───── SUPPLIED RECORDS

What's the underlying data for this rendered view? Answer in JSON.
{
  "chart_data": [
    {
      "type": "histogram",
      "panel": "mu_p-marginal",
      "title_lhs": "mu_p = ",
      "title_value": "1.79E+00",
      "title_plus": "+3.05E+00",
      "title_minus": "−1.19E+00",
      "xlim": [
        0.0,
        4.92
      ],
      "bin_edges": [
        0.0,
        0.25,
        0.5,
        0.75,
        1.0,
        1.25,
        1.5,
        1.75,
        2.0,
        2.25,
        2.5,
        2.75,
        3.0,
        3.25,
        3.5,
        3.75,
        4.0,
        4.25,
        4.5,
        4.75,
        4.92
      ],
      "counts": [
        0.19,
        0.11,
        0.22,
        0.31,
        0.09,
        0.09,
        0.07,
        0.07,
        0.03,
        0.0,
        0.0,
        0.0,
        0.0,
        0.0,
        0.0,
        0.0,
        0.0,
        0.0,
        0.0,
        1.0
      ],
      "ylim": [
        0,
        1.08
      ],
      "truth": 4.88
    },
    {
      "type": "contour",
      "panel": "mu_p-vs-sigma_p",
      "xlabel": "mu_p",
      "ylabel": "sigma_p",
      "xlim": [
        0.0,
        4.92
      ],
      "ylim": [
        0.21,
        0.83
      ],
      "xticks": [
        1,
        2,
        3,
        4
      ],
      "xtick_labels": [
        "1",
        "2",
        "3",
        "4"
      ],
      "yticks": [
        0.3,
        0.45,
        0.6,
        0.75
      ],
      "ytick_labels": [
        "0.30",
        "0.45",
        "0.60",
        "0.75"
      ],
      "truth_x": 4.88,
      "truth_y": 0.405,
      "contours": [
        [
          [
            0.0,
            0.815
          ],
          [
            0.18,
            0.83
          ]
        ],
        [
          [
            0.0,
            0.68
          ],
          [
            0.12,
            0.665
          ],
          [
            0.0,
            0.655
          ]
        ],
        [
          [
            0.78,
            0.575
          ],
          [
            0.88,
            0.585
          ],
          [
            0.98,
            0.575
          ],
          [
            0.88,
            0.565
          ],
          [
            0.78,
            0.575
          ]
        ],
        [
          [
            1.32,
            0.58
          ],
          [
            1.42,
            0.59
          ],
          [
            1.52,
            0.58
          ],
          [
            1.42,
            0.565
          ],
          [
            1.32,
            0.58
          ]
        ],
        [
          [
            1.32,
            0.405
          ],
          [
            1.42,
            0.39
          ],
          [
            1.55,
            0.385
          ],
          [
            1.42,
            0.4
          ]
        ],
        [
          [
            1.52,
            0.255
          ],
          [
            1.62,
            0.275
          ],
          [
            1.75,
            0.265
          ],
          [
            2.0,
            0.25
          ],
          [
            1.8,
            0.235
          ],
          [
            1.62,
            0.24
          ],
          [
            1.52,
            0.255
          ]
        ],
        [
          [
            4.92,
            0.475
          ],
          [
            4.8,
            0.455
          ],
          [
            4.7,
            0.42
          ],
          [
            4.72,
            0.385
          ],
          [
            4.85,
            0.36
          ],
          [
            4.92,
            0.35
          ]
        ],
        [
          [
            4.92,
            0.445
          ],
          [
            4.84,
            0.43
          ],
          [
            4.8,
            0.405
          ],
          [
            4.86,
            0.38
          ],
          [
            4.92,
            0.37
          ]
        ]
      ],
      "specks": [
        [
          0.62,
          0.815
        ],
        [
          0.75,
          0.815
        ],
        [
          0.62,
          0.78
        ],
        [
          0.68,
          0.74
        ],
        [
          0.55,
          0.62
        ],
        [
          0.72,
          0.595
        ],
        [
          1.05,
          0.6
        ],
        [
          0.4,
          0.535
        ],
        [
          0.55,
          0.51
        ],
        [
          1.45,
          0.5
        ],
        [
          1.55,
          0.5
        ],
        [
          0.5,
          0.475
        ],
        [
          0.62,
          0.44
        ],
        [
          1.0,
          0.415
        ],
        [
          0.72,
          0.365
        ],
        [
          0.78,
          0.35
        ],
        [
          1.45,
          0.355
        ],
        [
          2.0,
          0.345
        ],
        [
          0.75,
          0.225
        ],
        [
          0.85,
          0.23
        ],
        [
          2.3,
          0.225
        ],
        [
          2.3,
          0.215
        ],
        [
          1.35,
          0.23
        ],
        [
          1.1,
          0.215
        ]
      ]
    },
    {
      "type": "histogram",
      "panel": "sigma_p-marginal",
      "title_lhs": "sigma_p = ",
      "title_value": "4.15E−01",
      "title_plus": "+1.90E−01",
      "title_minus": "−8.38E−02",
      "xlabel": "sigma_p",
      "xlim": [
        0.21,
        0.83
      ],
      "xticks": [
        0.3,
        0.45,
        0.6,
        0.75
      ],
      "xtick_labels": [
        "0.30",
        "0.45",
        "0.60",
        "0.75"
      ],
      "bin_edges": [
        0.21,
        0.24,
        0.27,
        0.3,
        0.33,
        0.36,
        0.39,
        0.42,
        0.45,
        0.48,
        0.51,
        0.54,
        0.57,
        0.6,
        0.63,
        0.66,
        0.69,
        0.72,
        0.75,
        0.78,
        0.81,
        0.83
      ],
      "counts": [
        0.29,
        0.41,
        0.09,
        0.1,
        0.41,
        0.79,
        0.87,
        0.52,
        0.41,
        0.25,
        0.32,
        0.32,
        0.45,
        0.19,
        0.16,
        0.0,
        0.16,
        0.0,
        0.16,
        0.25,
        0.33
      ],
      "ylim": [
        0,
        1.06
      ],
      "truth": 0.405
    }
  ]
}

──────────

## GIVEN REQUEST
Look through the entries and work out how many lines have the word "marginal" in them; reply with that number only.

## WRITTEN SOLUTION
2